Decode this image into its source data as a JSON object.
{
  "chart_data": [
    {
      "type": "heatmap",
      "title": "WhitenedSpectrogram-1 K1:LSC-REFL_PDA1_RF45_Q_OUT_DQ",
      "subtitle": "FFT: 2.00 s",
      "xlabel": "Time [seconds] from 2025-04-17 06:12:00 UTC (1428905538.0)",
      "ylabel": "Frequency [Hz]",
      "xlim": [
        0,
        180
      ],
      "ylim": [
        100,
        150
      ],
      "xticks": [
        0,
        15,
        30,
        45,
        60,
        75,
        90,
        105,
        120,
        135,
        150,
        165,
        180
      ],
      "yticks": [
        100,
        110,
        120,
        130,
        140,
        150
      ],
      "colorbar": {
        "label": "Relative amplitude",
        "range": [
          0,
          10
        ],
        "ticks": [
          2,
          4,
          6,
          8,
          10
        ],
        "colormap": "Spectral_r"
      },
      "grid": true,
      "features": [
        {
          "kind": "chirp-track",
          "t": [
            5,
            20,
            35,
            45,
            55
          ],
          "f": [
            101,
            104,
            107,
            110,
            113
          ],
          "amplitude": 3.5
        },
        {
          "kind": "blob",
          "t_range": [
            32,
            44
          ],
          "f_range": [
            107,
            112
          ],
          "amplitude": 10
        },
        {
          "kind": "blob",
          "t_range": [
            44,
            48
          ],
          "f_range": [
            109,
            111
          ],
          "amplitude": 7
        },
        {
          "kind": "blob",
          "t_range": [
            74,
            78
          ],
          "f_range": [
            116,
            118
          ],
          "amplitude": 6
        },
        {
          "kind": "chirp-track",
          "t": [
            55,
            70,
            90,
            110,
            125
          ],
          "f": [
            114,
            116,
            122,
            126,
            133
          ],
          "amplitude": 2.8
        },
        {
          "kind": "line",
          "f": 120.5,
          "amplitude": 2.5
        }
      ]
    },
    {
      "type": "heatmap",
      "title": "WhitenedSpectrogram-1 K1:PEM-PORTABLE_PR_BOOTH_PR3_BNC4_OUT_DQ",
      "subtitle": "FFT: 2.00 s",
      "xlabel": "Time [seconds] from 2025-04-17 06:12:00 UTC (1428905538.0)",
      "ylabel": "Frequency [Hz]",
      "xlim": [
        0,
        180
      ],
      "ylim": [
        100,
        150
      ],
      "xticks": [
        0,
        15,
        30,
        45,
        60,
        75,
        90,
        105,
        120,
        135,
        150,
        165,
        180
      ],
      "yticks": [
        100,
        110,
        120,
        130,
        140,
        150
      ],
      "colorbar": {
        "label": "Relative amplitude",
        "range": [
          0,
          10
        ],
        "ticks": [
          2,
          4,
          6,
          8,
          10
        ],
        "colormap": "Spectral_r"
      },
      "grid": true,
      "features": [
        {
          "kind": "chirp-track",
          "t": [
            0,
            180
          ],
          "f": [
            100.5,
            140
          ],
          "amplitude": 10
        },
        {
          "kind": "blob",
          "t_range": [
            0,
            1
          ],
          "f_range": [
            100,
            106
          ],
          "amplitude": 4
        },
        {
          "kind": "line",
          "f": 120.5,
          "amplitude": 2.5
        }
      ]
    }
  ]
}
⁂
Goal:
Your task is to transcribe the listing above in full, exactly as given.

Exercise solution:
Decode this image into its source data as a JSON object.
{
  "chart_data": [
    {
      "type": "heatmap",
      "title": "WhitenedSpectrogram-1 K1:LSC-REFL_PDA1_RF45_Q_OUT_DQ",
      "subtitle": "FFT: 2.00 s",
      "xlabel": "Time [seconds] from 2025-04-17 06:12:00 UTC (1428905538.0)",
      "ylabel": "Frequency [Hz]",
      "xlim": [
        0,
        180
      ],
      "ylim": [
        100,
        150
      ],
      "xticks": [
        0,
        15,
        30,
        45,
        60,
        75,
        90,
        105,
        120,
        135,
        150,
        165,
        180
      ],
      "yticks": [
        100,
        110,
        120,
        130,
        140,
        150
      ],
      "colorbar": {
        "label": "Relative amplitude",
        "range": [
          0,
          10
        ],
        "ticks": [
          2,
          4,
          6,
          8,
          10
        ],
        "colormap": "Spectral_r"
      },
      "grid": true,
      "features": [
        {
          "kind": "chirp-track",
          "t": [
            5,
            20,
            35,
            45,
            55
          ],
          "f": [
            101,
            104,
            107,
            110,
            113
          ],
          "amplitude": 3.5
        },
        {
          "kind": "blob",
          "t_range": [
            32,
            44
          ],
          "f_range": [
            107,
            112
          ],
          "amplitude": 10
        },
        {
          "kind": "blob",
          "t_range": [
            44,
            48
          ],
          "f_range": [
            109,
            111
          ],
          "amplitude": 7
        },
        {
          "kind": "blob",
          "t_range": [
            74,
            78
          ],
          "f_range": [
            116,
            118
          ],
          "amplitude": 6
        },
        {
          "kind": "chirp-track",
          "t": [
            55,
            70,
            90,
            110,
            125
          ],
          "f": [
            114,
            116,
            122,
            126,
            133
          ],
          "amplitude": 2.8
        },
        {
          "kind": "line",
          "f": 120.5,
          "amplitude": 2.5
        }
      ]
    },
    {
      "type": "heatmap",
      "title": "WhitenedSpectrogram-1 K1:PEM-PORTABLE_PR_BOOTH_PR3_BNC4_OUT_DQ",
      "subtitle": "FFT: 2.00 s",
      "xlabel": "Time [seconds] from 2025-04-17 06:12:00 UTC (1428905538.0)",
      "ylabel": "Frequency [Hz]",
      "xlim": [
        0,
        180
      ],
      "ylim": [
        100,
        150
      ],
      "xticks": [
        0,
        15,
        30,
        45,
        60,
        75,
        90,
        105,
        120,
        135,
        150,
        165,
        180
      ],
      "yticks": [
        100,
        110,
        120,
        130,
        140,
        150
      ],
      "colorbar": {
        "label": "Relative amplitude",
        "range": [
          0,
          10
        ],
        "ticks": [
          2,
          4,
          6,
          8,
          10
        ],
        "colormap": "Spectral_r"
      },
      "grid": true,
      "features": [
        {
          "kind": "chirp-track",
          "t": [
            0,
            180
          ],
          "f": [
            100.5,
            140
          ],
          "amplitude": 10
        },
        {
          "kind": "blob",
          "t_range": [
            0,
            1
          ],
          "f_range": [
            100,
            106
          ],
          "amplitude": 4
        },
        {
          "kind": "line",
          "f": 120.5,
          "amplitude": 2.5
        }
      ]
    }
  ]
}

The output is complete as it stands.